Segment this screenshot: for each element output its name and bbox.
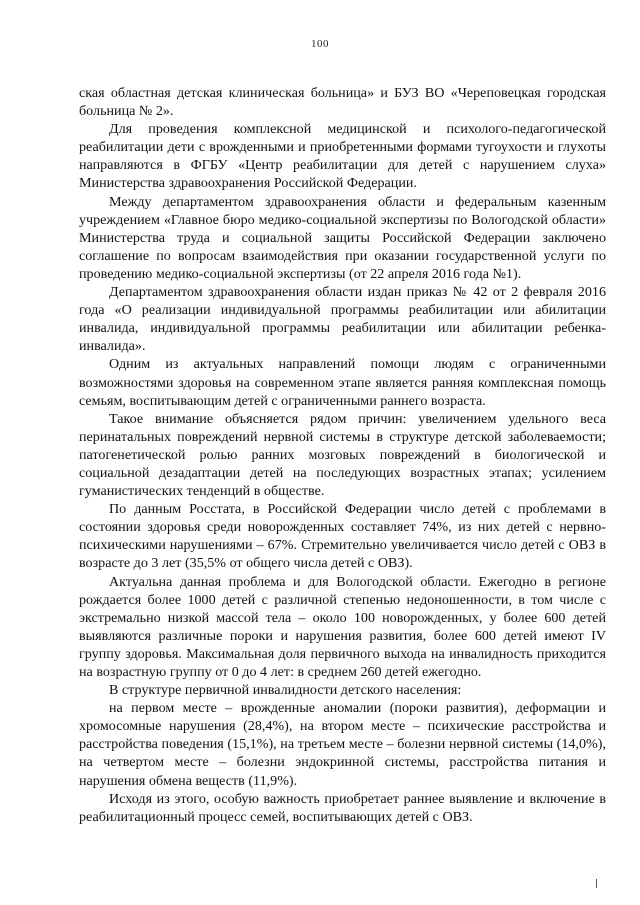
paragraph-disability-structure-intro: В структуре первичной инвалидности детского населения: bbox=[109, 682, 462, 699]
paragraph-continuation: ская областная детская клиническая больница» и БУЗ ВО «Череповецкая городская больница № 2». bbox=[79, 85, 606, 120]
document-body bbox=[79, 84, 606, 826]
page-number: 100 bbox=[311, 38, 329, 50]
paragraph-conclusion: Исходя из этого, особую важность приобретает раннее выявление и включение в реабилитационный процесс семей, воспитывающих детей с ОВЗ. bbox=[79, 790, 606, 825]
paragraph-order-42: Департаментом здравоохранения области издан приказ № 42 от 2 февраля 2016 года «О реализации индивидуальной программы реабилитации или абилитации инвалида, индивидуальной программы реабилитации или абилитации ребенка-инвалида». bbox=[79, 284, 606, 355]
scan-edge-mark bbox=[596, 879, 597, 888]
paragraph-reasons: Такое внимание объясняется рядом причин: увеличением удельного веса перинатальных повреждений нервной системы в структуре детской заболеваемости; патогенетической ролью ранних мозговых повреждений в биологической и социальной дезадаптации детей на последующих возрастных этапах; усилением гуманистических тенденций в обществе. bbox=[79, 410, 606, 500]
paragraph-disability-structure: на первом месте – врожденные аномалии (пороки развития), деформации и хромосомные нарушения (28,4%), на втором месте – психические расстройства и расстройства поведения (15,1%), на третьем месте – болезни нервной системы (14,0%), на четвертом месте – болезни эндокринной системы, расстройства питания и нарушения обмена веществ (11,9%). bbox=[79, 700, 606, 789]
paragraph-early-help: Одним из актуальных направлений помощи людям с ограниченными возможностями здоровья на современном этапе является ранняя комплексная помощь семьям, воспитывающим детей с ограниченными раннего возраста. bbox=[79, 356, 606, 409]
paragraph-hearing-rehabilitation: Для проведения комплексной медицинской и психолого-педагогической реабилитации дети с врожденными и приобретенными формами тугоухости и глухоты направляются в ФГБУ «Центр реабилитации для детей с нарушением слуха» Министерства здравоохранения Российской Федерации. bbox=[79, 121, 606, 192]
paragraph-mse-agreement: Между департаментом здравоохранения области и федеральным казенным учреждением «Главное бюро медико-социальной экспертизы по Вологодской области» Министерства труда и социальной защиты Российской Федерации заключено соглашение по вопросам взаимодействия при оказании государственной услуги по проведению медико-социальной экспертизы (от 22 апреля 2016 года №1). bbox=[79, 193, 606, 282]
paragraph-rosstat: По данным Росстата, в Российской Федерации число детей с проблемами в состоянии здоровья среди новорожденных составляет 74%, из них детей с нервно-психическими нарушениями – 67%. Стремительно увеличивается число детей с ОВЗ в возрасте до 3 лет (35,5% от общего числа детей с ОВЗ). bbox=[79, 501, 606, 572]
paragraph-vologda: Актуальна данная проблема и для Вологодской области. Ежегодно в регионе рождается более 1000 детей с различной степенью недоношенности, в том числе с экстремально низкой массой тела – около 100 новорожденных, у более 600 детей выявляются различные пороки и нарушения развития, более 600 детей имеют IV группу здоровья. Максимальная доля первичного выхода на инвалидность приходится на возрастную группу от 0 до 4 лет: в среднем 260 детей ежегодно. bbox=[79, 573, 606, 680]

[Your objective] Could you reproduce, word for word, the records starting with the line that contains "paragraph-disability-structure-intro: В структуре" and going on through the line that contains "paragraph-conclusion: Исходя из", with both of those lines included?

[Result of the task]
paragraph-disability-structure-intro: В структуре первичной инвалидности детского населения: bbox=[109, 682, 462, 699]
paragraph-continuation: ская областная детская клиническая больница» и БУЗ ВО «Череповецкая городская больница № 2». bbox=[79, 85, 606, 120]
document-body bbox=[79, 84, 606, 826]
page-number: 100 bbox=[311, 38, 329, 50]
paragraph-conclusion: Исходя из этого, особую важность приобретает раннее выявление и включение в реабилитационный процесс семей, воспитывающих детей с ОВЗ. bbox=[79, 790, 606, 825]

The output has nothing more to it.